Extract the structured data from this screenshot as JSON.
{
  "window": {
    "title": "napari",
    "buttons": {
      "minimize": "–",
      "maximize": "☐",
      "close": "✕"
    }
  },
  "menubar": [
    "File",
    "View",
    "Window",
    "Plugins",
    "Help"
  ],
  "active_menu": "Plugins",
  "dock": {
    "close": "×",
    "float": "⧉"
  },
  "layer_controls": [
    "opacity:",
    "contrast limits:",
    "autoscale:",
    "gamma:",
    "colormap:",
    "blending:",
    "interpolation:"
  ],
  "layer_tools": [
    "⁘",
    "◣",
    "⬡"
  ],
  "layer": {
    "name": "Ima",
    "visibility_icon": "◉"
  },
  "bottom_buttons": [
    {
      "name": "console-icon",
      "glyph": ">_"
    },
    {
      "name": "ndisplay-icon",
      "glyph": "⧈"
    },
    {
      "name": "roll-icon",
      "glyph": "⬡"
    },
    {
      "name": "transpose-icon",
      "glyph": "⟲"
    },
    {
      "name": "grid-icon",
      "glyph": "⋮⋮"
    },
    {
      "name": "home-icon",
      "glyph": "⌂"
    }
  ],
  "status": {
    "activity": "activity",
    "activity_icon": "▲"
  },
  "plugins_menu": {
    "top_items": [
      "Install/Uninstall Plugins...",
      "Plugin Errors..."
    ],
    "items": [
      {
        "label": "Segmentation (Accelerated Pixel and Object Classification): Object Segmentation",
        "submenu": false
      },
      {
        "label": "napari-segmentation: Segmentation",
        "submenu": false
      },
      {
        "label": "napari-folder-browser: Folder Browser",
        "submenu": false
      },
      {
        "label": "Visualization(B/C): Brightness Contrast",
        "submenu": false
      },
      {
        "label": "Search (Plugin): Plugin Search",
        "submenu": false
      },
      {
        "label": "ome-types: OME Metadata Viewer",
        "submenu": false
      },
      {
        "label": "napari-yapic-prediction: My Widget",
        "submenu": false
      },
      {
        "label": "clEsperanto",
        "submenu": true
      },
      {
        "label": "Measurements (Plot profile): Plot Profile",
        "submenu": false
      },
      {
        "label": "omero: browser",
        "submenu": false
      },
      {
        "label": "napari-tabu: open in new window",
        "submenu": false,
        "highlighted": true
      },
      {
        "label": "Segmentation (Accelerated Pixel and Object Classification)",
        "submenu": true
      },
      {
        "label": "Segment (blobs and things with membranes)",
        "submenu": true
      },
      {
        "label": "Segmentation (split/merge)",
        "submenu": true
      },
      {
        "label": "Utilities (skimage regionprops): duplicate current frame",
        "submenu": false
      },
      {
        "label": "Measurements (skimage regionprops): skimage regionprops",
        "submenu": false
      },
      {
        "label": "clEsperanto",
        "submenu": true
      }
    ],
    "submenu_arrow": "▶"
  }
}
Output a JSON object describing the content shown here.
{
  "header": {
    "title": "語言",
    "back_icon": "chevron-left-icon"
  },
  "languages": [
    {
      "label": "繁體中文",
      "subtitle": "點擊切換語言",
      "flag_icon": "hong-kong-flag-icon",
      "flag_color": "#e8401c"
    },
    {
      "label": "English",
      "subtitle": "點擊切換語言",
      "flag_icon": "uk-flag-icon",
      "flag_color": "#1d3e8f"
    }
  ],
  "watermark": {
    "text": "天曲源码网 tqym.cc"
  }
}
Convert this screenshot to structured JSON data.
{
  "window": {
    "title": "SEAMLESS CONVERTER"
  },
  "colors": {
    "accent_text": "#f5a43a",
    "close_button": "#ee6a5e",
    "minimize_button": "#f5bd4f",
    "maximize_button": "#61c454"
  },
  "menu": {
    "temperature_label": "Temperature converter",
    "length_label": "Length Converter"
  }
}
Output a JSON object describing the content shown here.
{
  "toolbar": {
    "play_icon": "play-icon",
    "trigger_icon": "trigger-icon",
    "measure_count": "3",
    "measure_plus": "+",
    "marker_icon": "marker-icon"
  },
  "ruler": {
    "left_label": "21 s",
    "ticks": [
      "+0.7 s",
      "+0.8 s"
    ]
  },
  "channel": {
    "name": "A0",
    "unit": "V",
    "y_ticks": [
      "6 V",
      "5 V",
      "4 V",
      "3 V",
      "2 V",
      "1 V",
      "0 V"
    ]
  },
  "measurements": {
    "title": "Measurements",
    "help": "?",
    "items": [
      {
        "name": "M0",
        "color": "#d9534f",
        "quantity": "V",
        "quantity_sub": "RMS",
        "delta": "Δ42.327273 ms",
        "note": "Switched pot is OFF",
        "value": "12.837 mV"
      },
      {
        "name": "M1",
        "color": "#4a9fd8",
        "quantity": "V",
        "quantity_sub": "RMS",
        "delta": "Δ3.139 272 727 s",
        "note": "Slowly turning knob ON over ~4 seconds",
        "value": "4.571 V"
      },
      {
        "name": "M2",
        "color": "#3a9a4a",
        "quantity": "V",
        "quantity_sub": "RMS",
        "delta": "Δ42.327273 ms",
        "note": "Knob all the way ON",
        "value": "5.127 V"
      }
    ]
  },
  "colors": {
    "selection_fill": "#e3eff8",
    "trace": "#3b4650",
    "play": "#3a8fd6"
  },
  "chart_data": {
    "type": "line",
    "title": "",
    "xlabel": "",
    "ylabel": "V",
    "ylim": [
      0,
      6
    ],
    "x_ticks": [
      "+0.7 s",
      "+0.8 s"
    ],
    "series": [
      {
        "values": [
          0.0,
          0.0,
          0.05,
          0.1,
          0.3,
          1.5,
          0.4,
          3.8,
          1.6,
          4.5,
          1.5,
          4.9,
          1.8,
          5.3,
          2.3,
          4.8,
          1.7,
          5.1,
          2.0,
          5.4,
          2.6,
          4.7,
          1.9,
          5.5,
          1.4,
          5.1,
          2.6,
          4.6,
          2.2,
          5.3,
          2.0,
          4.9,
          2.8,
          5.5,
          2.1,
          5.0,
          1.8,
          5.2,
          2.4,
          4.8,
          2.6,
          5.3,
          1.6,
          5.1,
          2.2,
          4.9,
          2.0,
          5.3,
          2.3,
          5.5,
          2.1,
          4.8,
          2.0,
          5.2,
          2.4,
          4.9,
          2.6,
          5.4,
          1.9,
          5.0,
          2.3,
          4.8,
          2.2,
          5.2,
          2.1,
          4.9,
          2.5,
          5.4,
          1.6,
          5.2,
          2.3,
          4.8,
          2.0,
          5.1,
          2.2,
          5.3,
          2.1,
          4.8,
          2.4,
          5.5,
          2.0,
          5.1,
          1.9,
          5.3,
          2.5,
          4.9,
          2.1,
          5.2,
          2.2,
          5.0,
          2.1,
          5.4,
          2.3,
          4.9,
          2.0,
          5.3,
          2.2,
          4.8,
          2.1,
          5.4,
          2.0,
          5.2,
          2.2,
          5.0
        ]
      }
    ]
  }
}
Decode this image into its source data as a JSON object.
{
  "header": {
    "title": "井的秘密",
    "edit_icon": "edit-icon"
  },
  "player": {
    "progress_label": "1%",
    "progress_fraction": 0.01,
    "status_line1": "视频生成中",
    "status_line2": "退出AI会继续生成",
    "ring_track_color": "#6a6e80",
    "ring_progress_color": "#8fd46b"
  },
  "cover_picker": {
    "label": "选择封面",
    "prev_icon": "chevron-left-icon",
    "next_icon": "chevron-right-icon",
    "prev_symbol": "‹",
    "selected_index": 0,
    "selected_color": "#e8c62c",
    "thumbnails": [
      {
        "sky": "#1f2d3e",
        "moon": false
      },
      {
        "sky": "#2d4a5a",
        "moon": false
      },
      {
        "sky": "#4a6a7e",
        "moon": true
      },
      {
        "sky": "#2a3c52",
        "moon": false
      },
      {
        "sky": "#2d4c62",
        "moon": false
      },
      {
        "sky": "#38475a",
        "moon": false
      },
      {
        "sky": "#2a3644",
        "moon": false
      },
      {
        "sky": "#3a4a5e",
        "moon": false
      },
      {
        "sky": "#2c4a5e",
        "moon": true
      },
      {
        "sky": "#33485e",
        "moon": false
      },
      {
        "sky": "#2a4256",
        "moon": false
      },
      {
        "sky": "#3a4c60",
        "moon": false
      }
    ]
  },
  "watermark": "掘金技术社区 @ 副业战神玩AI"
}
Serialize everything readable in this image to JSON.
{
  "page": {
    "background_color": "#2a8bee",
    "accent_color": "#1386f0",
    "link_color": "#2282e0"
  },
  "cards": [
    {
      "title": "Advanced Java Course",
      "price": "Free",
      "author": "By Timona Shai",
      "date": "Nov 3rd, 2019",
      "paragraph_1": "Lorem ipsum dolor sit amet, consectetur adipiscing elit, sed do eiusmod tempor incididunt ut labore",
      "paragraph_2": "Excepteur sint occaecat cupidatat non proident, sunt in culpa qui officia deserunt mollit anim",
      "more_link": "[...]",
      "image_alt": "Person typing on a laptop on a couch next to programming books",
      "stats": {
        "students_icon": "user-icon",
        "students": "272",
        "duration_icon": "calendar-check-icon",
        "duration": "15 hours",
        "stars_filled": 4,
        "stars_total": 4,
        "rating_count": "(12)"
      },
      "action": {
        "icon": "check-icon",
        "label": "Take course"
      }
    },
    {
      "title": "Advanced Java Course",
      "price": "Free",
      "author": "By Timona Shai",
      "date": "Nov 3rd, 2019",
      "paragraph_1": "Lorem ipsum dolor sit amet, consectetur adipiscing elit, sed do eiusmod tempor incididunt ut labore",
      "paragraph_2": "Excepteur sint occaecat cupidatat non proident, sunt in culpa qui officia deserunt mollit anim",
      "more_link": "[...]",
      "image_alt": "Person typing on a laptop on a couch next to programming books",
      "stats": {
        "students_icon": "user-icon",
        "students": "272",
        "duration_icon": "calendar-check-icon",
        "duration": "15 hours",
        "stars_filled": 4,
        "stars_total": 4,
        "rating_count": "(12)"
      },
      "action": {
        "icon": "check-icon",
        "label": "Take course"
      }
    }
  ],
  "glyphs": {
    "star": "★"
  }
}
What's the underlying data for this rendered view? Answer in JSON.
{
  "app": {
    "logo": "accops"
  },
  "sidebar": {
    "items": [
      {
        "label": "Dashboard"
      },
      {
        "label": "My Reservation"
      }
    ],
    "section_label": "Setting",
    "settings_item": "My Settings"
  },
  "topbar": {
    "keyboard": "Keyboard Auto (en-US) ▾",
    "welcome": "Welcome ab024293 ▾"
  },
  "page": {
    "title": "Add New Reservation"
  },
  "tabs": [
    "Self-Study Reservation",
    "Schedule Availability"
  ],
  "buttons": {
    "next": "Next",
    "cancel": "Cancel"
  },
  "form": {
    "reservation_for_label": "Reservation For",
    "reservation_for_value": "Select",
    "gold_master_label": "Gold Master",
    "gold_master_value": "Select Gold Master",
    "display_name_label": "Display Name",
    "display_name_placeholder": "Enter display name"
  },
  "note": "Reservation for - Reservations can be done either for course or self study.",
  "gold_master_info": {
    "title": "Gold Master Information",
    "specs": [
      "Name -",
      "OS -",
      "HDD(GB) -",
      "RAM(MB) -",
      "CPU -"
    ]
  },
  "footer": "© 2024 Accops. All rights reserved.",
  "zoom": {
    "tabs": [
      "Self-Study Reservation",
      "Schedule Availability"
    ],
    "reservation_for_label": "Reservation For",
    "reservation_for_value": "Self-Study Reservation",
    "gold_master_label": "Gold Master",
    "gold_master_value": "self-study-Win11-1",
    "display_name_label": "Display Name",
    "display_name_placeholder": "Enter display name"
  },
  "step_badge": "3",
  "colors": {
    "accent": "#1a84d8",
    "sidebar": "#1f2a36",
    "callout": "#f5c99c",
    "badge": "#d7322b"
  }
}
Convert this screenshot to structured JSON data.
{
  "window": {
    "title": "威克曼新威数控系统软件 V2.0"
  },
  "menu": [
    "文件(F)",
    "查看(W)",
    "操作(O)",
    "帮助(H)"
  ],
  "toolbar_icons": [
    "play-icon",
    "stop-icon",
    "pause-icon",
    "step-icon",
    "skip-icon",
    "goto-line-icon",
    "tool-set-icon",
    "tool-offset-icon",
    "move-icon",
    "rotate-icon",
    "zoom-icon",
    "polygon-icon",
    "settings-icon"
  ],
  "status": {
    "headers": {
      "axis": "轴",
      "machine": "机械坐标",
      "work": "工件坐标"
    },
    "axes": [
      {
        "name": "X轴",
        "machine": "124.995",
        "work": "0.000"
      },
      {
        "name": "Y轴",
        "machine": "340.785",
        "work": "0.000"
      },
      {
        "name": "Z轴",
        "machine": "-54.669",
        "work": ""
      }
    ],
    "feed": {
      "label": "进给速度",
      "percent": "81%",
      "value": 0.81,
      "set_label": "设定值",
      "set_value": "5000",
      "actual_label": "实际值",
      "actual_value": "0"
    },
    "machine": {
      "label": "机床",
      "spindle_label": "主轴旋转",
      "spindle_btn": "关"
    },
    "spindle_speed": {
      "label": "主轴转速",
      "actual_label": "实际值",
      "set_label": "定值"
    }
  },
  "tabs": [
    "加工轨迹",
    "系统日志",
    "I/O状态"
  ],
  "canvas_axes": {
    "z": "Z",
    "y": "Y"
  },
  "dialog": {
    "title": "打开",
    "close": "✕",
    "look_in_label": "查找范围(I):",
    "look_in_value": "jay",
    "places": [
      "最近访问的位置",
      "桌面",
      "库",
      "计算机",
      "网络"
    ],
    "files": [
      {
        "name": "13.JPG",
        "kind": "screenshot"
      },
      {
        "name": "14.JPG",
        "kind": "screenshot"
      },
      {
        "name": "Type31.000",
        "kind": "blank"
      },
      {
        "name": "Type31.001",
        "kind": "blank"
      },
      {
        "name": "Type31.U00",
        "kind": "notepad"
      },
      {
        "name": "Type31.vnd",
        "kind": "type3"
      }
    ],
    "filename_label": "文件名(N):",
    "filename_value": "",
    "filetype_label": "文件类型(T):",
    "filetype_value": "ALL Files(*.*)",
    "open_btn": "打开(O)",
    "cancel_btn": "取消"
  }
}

__WHAT YOU NEED TO DO__
Among the entries above, identify all lines with "Segmentation" and copy them.

__IN RESPONSE__
        "label": "Segmentation (Accelerated Pixel and Object Classification): Object Segmentation",
        "label": "napari-segmentation: Segmentation",
        "label": "Segmentation (Accelerated Pixel and Object Classification)",
        "label": "Segmentation (split/merge)",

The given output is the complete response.